Do this >> Only the number is wanted: how many lines of the data contain "being"?

Exercise data >>

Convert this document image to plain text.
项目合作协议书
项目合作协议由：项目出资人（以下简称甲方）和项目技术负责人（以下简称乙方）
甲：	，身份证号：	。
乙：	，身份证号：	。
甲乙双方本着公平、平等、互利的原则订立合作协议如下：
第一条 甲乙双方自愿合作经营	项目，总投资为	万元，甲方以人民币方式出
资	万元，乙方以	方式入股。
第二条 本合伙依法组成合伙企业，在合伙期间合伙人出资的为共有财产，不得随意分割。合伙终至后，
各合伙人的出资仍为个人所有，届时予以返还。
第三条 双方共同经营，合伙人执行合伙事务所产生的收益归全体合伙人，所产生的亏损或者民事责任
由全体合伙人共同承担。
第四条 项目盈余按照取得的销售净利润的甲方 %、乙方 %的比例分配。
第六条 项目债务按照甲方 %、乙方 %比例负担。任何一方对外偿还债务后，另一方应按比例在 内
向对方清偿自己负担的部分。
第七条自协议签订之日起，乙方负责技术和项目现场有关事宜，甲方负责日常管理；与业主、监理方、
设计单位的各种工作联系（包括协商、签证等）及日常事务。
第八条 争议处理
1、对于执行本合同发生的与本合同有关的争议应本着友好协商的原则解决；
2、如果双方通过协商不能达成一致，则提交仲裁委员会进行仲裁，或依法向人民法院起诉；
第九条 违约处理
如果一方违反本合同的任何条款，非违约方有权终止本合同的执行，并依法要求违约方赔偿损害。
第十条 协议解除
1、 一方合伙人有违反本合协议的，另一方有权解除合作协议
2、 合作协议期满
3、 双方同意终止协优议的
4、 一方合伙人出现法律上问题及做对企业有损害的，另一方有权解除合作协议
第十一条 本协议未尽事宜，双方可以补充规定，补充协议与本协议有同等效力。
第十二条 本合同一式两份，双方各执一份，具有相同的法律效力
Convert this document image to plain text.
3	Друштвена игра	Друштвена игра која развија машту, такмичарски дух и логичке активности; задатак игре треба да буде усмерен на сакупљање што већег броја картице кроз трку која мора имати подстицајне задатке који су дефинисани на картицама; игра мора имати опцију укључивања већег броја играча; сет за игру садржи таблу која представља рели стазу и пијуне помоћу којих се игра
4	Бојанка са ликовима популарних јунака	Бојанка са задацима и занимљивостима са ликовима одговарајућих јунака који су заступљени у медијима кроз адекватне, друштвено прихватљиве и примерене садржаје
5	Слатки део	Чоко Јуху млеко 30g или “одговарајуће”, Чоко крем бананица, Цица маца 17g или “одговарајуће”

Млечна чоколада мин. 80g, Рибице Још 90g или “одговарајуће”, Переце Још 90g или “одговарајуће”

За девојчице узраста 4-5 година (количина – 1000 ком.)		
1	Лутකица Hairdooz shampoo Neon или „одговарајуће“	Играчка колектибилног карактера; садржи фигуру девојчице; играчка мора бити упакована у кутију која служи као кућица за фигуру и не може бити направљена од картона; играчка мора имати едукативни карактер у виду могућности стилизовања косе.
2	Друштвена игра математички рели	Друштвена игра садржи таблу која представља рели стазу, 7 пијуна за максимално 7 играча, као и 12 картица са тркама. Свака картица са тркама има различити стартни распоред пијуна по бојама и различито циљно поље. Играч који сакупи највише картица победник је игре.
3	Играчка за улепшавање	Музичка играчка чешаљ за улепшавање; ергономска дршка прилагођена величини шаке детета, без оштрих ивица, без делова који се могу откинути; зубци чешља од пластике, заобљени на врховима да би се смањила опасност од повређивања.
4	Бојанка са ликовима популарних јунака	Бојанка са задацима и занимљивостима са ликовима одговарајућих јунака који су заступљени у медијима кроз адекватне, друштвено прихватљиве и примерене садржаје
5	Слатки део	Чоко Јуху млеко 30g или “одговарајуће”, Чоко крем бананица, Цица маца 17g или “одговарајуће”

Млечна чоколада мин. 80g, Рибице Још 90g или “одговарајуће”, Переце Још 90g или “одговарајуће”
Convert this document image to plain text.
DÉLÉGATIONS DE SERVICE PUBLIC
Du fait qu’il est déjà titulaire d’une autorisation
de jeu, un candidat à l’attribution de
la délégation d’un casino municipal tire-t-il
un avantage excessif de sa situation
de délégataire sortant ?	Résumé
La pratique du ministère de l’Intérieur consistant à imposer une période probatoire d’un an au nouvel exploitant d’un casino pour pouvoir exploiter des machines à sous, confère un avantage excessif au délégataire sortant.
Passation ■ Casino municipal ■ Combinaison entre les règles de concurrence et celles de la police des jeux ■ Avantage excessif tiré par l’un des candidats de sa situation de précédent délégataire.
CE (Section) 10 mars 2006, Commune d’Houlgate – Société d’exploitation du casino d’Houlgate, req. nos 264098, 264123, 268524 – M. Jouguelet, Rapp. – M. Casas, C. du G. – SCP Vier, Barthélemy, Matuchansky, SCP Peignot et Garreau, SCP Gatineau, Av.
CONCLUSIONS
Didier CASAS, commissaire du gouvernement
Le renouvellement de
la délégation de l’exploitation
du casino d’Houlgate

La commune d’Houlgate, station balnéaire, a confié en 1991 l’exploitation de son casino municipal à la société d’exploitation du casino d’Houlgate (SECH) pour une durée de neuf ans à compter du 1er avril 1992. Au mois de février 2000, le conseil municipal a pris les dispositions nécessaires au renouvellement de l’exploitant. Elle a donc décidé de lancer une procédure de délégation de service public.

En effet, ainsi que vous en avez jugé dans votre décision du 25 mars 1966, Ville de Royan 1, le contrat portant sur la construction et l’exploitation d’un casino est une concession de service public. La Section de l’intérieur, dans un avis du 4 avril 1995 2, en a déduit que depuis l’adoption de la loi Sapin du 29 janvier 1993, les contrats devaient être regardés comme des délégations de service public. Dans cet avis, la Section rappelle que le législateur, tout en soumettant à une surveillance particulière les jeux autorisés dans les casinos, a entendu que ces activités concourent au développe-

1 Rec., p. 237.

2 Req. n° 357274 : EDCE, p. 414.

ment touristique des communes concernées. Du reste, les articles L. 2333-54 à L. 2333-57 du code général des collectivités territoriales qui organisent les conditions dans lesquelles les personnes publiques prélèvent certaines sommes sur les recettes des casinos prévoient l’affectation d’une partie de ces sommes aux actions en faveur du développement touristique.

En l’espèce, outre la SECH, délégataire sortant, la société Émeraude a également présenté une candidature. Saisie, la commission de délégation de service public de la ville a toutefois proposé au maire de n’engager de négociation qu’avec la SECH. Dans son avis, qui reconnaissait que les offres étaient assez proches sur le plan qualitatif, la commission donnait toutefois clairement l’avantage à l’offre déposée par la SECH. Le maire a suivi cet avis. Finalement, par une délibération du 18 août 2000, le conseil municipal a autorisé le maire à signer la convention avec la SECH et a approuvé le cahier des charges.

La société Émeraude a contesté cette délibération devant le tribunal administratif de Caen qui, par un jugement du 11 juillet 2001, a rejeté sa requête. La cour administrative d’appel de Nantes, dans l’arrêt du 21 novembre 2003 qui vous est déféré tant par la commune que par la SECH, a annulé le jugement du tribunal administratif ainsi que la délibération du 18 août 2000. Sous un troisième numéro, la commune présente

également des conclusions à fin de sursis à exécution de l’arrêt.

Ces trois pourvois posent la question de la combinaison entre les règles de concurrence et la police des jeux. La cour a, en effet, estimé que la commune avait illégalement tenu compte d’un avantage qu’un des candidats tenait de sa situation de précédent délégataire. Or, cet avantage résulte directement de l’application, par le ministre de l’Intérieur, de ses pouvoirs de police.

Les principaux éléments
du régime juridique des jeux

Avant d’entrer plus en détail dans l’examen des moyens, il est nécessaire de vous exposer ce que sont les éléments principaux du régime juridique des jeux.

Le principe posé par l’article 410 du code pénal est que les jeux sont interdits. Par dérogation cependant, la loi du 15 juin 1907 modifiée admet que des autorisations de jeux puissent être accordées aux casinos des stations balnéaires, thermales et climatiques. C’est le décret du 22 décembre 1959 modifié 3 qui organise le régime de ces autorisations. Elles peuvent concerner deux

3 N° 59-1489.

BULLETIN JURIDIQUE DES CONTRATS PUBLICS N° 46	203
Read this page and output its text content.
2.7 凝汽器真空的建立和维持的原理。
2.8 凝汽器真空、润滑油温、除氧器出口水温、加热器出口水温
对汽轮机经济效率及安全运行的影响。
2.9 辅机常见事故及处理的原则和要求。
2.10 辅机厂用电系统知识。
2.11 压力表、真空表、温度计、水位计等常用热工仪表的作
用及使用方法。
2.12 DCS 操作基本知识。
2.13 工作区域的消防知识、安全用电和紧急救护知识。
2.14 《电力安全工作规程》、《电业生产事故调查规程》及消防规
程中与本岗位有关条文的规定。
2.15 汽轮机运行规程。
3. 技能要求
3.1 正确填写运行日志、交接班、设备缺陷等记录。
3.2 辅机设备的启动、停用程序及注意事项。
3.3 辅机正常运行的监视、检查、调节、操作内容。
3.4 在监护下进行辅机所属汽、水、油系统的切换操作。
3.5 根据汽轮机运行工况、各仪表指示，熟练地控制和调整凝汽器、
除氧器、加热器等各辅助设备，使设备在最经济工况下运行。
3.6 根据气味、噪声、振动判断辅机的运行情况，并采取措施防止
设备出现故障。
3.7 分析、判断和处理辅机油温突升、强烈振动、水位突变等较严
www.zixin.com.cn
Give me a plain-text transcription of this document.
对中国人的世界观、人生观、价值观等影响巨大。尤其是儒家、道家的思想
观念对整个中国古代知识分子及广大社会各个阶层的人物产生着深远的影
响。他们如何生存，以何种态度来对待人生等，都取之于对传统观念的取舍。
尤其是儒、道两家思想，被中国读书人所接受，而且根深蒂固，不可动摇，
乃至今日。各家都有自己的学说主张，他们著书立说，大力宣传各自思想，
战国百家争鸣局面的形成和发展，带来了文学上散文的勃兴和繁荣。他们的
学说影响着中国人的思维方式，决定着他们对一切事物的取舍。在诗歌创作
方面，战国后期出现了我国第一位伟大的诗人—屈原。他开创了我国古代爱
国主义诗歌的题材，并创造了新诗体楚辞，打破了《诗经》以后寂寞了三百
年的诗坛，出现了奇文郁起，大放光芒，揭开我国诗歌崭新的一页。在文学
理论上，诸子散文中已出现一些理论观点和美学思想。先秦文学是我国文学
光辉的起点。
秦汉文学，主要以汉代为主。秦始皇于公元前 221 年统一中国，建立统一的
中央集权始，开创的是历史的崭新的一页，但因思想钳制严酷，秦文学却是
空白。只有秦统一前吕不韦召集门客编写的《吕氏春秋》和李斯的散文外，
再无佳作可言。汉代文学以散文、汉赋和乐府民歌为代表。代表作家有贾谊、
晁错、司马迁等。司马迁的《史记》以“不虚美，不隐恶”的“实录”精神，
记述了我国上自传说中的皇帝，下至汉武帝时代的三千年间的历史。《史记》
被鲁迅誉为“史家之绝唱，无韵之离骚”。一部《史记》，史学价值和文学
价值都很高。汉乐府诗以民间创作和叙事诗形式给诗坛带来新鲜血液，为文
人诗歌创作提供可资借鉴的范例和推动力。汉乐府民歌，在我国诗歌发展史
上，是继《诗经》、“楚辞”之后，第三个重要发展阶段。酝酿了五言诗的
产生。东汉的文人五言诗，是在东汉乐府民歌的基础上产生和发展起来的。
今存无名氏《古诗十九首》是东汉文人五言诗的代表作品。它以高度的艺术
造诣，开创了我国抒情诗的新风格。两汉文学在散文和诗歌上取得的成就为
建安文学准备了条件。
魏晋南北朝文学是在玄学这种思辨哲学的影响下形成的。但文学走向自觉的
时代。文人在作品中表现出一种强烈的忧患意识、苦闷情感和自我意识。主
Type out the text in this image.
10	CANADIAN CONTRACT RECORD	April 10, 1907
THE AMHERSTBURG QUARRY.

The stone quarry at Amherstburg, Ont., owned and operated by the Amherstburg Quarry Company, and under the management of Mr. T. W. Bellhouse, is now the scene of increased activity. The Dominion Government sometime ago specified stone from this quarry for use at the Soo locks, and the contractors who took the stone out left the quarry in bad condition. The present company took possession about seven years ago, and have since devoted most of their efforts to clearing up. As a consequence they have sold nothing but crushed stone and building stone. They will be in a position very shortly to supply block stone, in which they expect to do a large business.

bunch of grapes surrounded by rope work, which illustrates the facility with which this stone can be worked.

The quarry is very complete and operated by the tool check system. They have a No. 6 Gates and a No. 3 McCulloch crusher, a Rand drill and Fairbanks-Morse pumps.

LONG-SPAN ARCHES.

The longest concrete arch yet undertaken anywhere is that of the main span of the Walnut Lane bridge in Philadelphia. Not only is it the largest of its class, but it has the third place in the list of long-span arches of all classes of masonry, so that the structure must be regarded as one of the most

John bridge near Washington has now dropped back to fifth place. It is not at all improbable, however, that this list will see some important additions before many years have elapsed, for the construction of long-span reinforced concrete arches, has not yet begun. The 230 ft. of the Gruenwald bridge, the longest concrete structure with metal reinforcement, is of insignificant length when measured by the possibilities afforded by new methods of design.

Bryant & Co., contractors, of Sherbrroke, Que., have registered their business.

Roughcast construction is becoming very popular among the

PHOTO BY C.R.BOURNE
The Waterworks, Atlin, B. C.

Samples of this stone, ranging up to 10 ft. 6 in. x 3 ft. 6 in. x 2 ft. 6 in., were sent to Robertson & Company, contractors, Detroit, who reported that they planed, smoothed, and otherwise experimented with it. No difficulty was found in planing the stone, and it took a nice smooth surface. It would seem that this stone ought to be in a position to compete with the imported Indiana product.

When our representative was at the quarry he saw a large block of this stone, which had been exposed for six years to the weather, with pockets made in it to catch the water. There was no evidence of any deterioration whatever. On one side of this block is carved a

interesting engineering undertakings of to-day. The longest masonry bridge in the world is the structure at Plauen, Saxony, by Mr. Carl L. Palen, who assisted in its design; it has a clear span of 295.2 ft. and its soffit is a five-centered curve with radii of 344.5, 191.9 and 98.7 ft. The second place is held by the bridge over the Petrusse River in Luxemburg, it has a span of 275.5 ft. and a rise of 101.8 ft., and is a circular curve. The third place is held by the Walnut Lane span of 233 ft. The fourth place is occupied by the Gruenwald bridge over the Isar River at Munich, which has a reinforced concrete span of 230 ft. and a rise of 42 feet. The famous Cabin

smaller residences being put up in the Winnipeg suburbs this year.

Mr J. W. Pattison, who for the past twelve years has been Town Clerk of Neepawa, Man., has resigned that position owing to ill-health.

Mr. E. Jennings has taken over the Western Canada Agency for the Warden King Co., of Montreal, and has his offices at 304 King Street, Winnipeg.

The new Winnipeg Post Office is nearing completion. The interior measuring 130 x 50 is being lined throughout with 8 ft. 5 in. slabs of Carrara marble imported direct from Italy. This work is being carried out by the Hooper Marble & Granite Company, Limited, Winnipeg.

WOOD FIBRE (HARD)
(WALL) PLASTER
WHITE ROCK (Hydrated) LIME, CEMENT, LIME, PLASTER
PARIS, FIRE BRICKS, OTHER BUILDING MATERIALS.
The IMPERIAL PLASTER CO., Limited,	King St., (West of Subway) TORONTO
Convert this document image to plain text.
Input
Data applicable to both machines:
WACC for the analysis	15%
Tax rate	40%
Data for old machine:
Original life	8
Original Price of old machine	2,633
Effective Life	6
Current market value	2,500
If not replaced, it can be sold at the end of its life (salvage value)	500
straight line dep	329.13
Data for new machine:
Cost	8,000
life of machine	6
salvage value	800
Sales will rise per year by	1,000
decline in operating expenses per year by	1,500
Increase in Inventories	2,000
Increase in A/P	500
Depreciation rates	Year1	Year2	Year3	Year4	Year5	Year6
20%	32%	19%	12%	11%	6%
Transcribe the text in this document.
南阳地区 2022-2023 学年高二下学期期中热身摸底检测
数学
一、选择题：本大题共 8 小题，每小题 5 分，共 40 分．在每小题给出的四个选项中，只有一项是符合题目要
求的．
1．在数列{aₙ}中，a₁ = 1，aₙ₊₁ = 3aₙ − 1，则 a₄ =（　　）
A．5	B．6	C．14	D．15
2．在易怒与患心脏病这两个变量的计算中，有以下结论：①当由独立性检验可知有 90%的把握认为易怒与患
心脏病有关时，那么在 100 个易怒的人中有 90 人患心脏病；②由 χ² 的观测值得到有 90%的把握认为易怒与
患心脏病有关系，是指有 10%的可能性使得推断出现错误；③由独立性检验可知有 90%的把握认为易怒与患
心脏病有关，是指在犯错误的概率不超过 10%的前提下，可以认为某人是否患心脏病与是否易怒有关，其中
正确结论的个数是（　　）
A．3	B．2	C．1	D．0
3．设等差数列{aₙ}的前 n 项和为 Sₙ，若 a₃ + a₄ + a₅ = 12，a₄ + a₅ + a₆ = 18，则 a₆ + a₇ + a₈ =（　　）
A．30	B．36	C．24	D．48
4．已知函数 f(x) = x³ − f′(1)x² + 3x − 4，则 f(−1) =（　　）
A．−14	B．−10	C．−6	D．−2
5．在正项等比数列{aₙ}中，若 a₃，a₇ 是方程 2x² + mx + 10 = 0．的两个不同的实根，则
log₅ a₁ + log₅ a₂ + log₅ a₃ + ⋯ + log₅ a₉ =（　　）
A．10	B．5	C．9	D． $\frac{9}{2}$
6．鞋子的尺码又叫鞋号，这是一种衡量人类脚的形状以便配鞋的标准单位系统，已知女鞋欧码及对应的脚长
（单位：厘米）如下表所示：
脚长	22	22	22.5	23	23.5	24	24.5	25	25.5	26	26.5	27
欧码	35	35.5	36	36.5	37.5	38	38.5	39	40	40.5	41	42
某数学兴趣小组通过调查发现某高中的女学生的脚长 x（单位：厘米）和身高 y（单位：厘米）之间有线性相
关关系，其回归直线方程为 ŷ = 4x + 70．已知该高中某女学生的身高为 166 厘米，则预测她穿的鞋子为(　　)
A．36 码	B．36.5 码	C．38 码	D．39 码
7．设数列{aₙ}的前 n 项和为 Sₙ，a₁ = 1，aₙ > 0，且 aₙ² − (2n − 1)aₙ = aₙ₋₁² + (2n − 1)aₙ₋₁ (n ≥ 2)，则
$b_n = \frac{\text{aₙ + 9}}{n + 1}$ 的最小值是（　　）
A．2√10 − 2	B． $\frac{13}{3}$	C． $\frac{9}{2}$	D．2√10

Reply to the exercise >> 2